(Excerpts from a figure dataset)
•••••
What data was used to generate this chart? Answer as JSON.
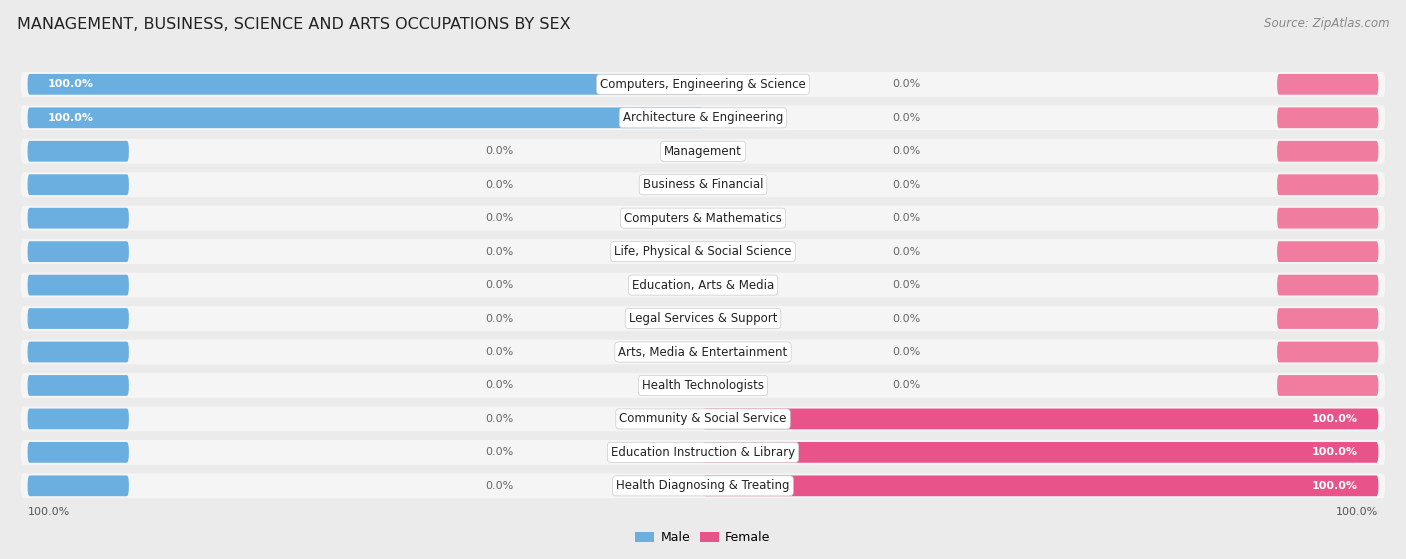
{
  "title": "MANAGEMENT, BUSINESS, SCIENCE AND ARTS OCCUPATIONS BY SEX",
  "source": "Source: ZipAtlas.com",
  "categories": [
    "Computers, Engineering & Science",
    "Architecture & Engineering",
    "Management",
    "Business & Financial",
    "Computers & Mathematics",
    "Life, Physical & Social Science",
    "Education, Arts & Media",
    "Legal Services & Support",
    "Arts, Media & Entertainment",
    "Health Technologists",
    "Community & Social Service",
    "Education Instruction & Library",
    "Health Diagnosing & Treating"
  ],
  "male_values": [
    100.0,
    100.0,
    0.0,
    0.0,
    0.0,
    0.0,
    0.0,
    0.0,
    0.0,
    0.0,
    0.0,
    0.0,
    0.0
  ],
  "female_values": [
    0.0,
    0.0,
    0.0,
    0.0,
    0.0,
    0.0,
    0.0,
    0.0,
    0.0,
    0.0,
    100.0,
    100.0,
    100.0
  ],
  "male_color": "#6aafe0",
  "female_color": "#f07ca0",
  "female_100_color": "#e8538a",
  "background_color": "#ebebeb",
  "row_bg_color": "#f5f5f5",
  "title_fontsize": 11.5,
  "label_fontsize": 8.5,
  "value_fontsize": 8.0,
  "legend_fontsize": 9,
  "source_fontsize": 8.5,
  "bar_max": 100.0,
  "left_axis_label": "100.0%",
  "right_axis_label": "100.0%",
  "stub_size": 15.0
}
•••••
Required work:
Nothing in the entries above should change when they are printed again, except that the pictures are dropped.

Complete response:
What data was used to generate this chart? Answer as JSON.
{
  "title": "MANAGEMENT, BUSINESS, SCIENCE AND ARTS OCCUPATIONS BY SEX",
  "source": "Source: ZipAtlas.com",
  "categories": [
    "Computers, Engineering & Science",
    "Architecture & Engineering",
    "Management",
    "Business & Financial",
    "Computers & Mathematics",
    "Life, Physical & Social Science",
    "Education, Arts & Media",
    "Legal Services & Support",
    "Arts, Media & Entertainment",
    "Health Technologists",
    "Community & Social Service",
    "Education Instruction & Library",
    "Health Diagnosing & Treating"
  ],
  "male_values": [
    100.0,
    100.0,
    0.0,
    0.0,
    0.0,
    0.0,
    0.0,
    0.0,
    0.0,
    0.0,
    0.0,
    0.0,
    0.0
  ],
  "female_values": [
    0.0,
    0.0,
    0.0,
    0.0,
    0.0,
    0.0,
    0.0,
    0.0,
    0.0,
    0.0,
    100.0,
    100.0,
    100.0
  ],
  "male_color": "#6aafe0",
  "female_color": "#f07ca0",
  "female_100_color": "#e8538a",
  "background_color": "#ebebeb",
  "row_bg_color": "#f5f5f5",
  "title_fontsize": 11.5,
  "label_fontsize": 8.5,
  "value_fontsize": 8.0,
  "legend_fontsize": 9,
  "source_fontsize": 8.5,
  "bar_max": 100.0,
  "left_axis_label": "100.0%",
  "right_axis_label": "100.0%",
  "stub_size": 15.0
}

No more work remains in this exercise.